> [Available records]
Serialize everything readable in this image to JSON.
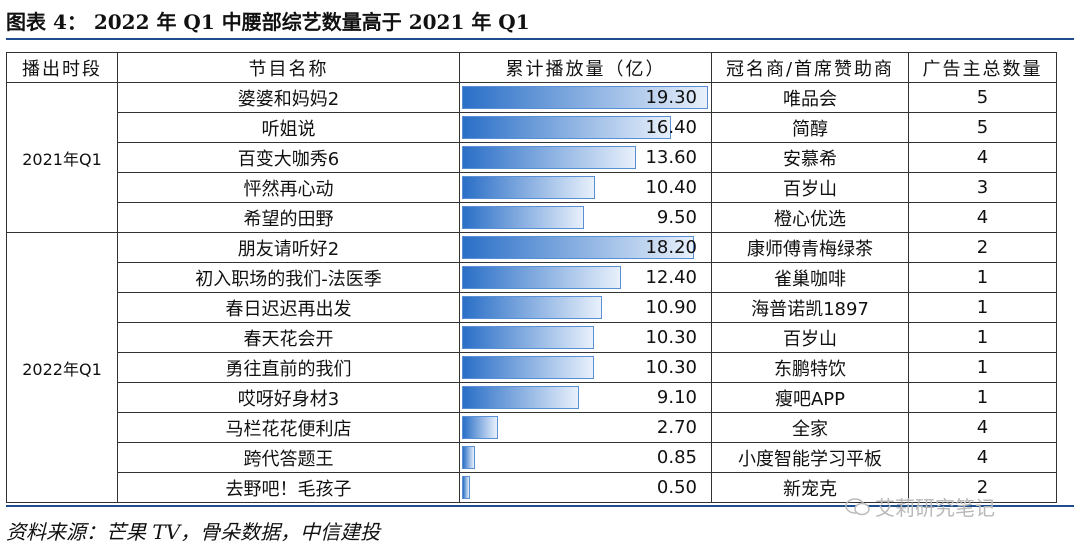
{
  "title": "图表 4：   2022 年 Q1 中腰部综艺数量高于 2021 年 Q1",
  "headers": [
    "播出时段",
    "节目名称",
    "累计播放量（亿）",
    "冠名商/首席赞助商",
    "广告主总数量"
  ],
  "max_value": 19.3,
  "groups": [
    {
      "period": "2021年Q1",
      "rows": [
        {
          "name": "婆婆和妈妈2",
          "value": "19.30",
          "sponsor": "唯品会",
          "count": "5"
        },
        {
          "name": "听姐说",
          "value": "16.40",
          "sponsor": "简醇",
          "count": "5"
        },
        {
          "name": "百变大咖秀6",
          "value": "13.60",
          "sponsor": "安慕希",
          "count": "4"
        },
        {
          "name": "怦然再心动",
          "value": "10.40",
          "sponsor": "百岁山",
          "count": "3"
        },
        {
          "name": "希望的田野",
          "value": "9.50",
          "sponsor": "橙心优选",
          "count": "4"
        }
      ]
    },
    {
      "period": "2022年Q1",
      "rows": [
        {
          "name": "朋友请听好2",
          "value": "18.20",
          "sponsor": "康师傅青梅绿茶",
          "count": "2"
        },
        {
          "name": "初入职场的我们-法医季",
          "value": "12.40",
          "sponsor": "雀巢咖啡",
          "count": "1"
        },
        {
          "name": "春日迟迟再出发",
          "value": "10.90",
          "sponsor": "海普诺凯1897",
          "count": "1"
        },
        {
          "name": "春天花会开",
          "value": "10.30",
          "sponsor": "百岁山",
          "count": "1"
        },
        {
          "name": "勇往直前的我们",
          "value": "10.30",
          "sponsor": "东鹏特饮",
          "count": "1"
        },
        {
          "name": "哎呀好身材3",
          "value": "9.10",
          "sponsor": "瘦吧APP",
          "count": "1"
        },
        {
          "name": "马栏花花便利店",
          "value": "2.70",
          "sponsor": "全家",
          "count": "4"
        },
        {
          "name": "跨代答题王",
          "value": "0.85",
          "sponsor": "小度智能学习平板",
          "count": "4"
        },
        {
          "name": "去野吧！毛孩子",
          "value": "0.50",
          "sponsor": "新宠克",
          "count": "2"
        }
      ]
    }
  ],
  "source": "资料来源：芒果 TV，骨朵数据，中信建投",
  "watermark": "艾莉研究笔记"
}
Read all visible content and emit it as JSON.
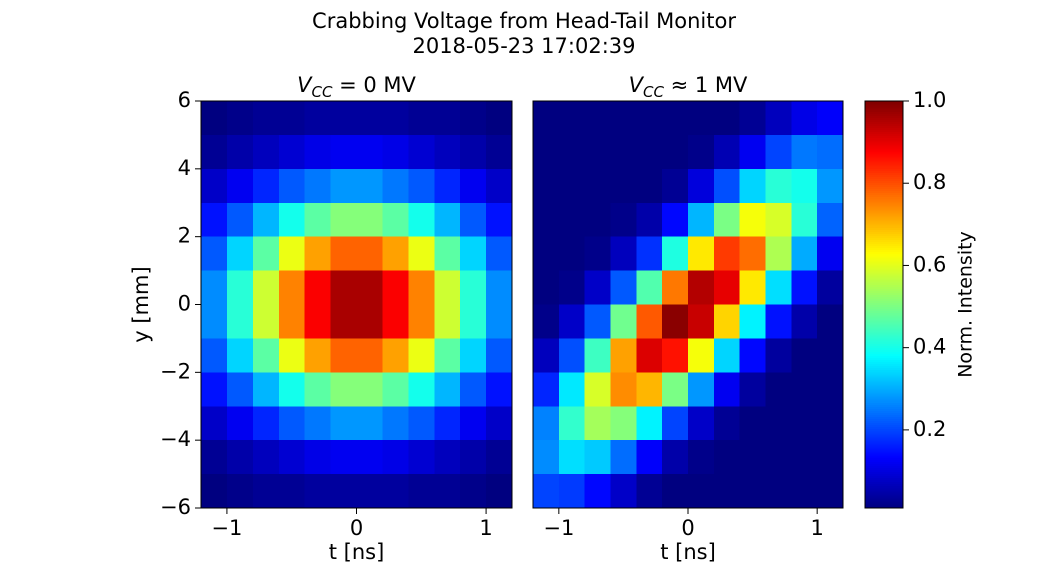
{
  "title": "Crabbing Voltage from Head-Tail Monitor",
  "subtitle": "2018-05-23 17:02:39",
  "colorbar": {
    "label": "Norm. Intensity",
    "colormap": "jet",
    "clim": [
      0.01,
      1.0
    ],
    "ticks": [
      0.2,
      0.4,
      0.6,
      0.8,
      {
        "value": 1.0,
        "label": "1.0"
      }
    ]
  },
  "chart_data": [
    {
      "type": "heatmap",
      "title": {
        "symbol": "V",
        "subscript": "CC",
        "relation": " = 0 MV"
      },
      "xlabel": "t [ns]",
      "ylabel": "y [mm]",
      "xlim": [
        -1.2,
        1.2
      ],
      "ylim": [
        -6,
        6
      ],
      "xticks": [
        {
          "value": -1,
          "label": "−1"
        },
        0,
        1
      ],
      "yticks": [
        {
          "value": -6,
          "label": "−6"
        },
        {
          "value": -4,
          "label": "−4"
        },
        {
          "value": -2,
          "label": "−2"
        },
        0,
        2,
        4,
        6
      ],
      "x": [
        -1.1,
        -0.9,
        -0.7,
        -0.5,
        -0.3,
        -0.1,
        0.1,
        0.3,
        0.5,
        0.7,
        0.9,
        1.1
      ],
      "y": [
        5.5,
        4.5,
        3.5,
        2.5,
        1.5,
        0.5,
        -0.5,
        -1.5,
        -2.5,
        -3.5,
        -4.5,
        -5.5
      ],
      "z": [
        [
          0.01,
          0.02,
          0.03,
          0.03,
          0.04,
          0.04,
          0.04,
          0.04,
          0.03,
          0.03,
          0.02,
          0.01
        ],
        [
          0.03,
          0.05,
          0.07,
          0.09,
          0.11,
          0.12,
          0.12,
          0.11,
          0.09,
          0.07,
          0.05,
          0.03
        ],
        [
          0.08,
          0.12,
          0.17,
          0.22,
          0.25,
          0.28,
          0.28,
          0.25,
          0.22,
          0.17,
          0.12,
          0.08
        ],
        [
          0.15,
          0.22,
          0.31,
          0.4,
          0.47,
          0.51,
          0.51,
          0.47,
          0.4,
          0.31,
          0.22,
          0.15
        ],
        [
          0.22,
          0.34,
          0.47,
          0.61,
          0.72,
          0.78,
          0.78,
          0.72,
          0.61,
          0.47,
          0.34,
          0.22
        ],
        [
          0.27,
          0.42,
          0.58,
          0.75,
          0.88,
          0.96,
          0.96,
          0.88,
          0.75,
          0.58,
          0.42,
          0.27
        ],
        [
          0.27,
          0.42,
          0.58,
          0.75,
          0.88,
          0.96,
          0.96,
          0.88,
          0.75,
          0.58,
          0.42,
          0.27
        ],
        [
          0.22,
          0.34,
          0.47,
          0.61,
          0.72,
          0.78,
          0.78,
          0.72,
          0.61,
          0.47,
          0.34,
          0.22
        ],
        [
          0.15,
          0.22,
          0.31,
          0.4,
          0.47,
          0.51,
          0.51,
          0.47,
          0.4,
          0.31,
          0.22,
          0.15
        ],
        [
          0.08,
          0.12,
          0.17,
          0.22,
          0.25,
          0.28,
          0.28,
          0.25,
          0.22,
          0.17,
          0.12,
          0.08
        ],
        [
          0.03,
          0.05,
          0.07,
          0.09,
          0.11,
          0.12,
          0.12,
          0.11,
          0.09,
          0.07,
          0.05,
          0.03
        ],
        [
          0.01,
          0.02,
          0.03,
          0.03,
          0.04,
          0.04,
          0.04,
          0.04,
          0.03,
          0.03,
          0.02,
          0.01
        ]
      ]
    },
    {
      "type": "heatmap",
      "title": {
        "symbol": "V",
        "subscript": "CC",
        "relation": " ≈ 1 MV"
      },
      "xlabel": "t [ns]",
      "xlim": [
        -1.2,
        1.2
      ],
      "ylim": [
        -6,
        6
      ],
      "xticks": [
        {
          "value": -1,
          "label": "−1"
        },
        0,
        1
      ],
      "x": [
        -1.1,
        -0.9,
        -0.7,
        -0.5,
        -0.3,
        -0.1,
        0.1,
        0.3,
        0.5,
        0.7,
        0.9,
        1.1
      ],
      "y": [
        5.5,
        4.5,
        3.5,
        2.5,
        1.5,
        0.5,
        -0.5,
        -1.5,
        -2.5,
        -3.5,
        -4.5,
        -5.5
      ],
      "z": [
        [
          0,
          0,
          0,
          0,
          0,
          0,
          0,
          0.01,
          0.03,
          0.07,
          0.11,
          0.13
        ],
        [
          0,
          0,
          0,
          0,
          0,
          0.01,
          0.02,
          0.06,
          0.12,
          0.2,
          0.25,
          0.24
        ],
        [
          0,
          0,
          0,
          0,
          0.01,
          0.03,
          0.1,
          0.21,
          0.34,
          0.42,
          0.4,
          0.28
        ],
        [
          0,
          0,
          0,
          0.02,
          0.05,
          0.14,
          0.31,
          0.5,
          0.62,
          0.59,
          0.42,
          0.23
        ],
        [
          0,
          0,
          0.02,
          0.07,
          0.18,
          0.41,
          0.65,
          0.82,
          0.77,
          0.55,
          0.3,
          0.12
        ],
        [
          0,
          0.02,
          0.08,
          0.22,
          0.46,
          0.76,
          0.95,
          0.9,
          0.65,
          0.35,
          0.15,
          0.04
        ],
        [
          0.02,
          0.08,
          0.22,
          0.49,
          0.79,
          0.99,
          0.93,
          0.67,
          0.37,
          0.15,
          0.05,
          0.01
        ],
        [
          0.07,
          0.21,
          0.44,
          0.72,
          0.91,
          0.86,
          0.62,
          0.34,
          0.14,
          0.04,
          0.01,
          0
        ],
        [
          0.17,
          0.36,
          0.59,
          0.74,
          0.7,
          0.5,
          0.28,
          0.12,
          0.04,
          0.01,
          0,
          0
        ],
        [
          0.26,
          0.43,
          0.54,
          0.51,
          0.37,
          0.2,
          0.08,
          0.03,
          0.01,
          0,
          0,
          0
        ],
        [
          0.27,
          0.35,
          0.33,
          0.24,
          0.13,
          0.05,
          0.02,
          0,
          0,
          0,
          0,
          0
        ],
        [
          0.2,
          0.19,
          0.14,
          0.08,
          0.03,
          0.01,
          0,
          0,
          0,
          0,
          0,
          0
        ]
      ]
    }
  ]
}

> [Task prompt]
Find each line holding "JSON". Copy it out.

> [Written response]
Serialize everything readable in this image to JSON.
Read all visible content and emit it as JSON.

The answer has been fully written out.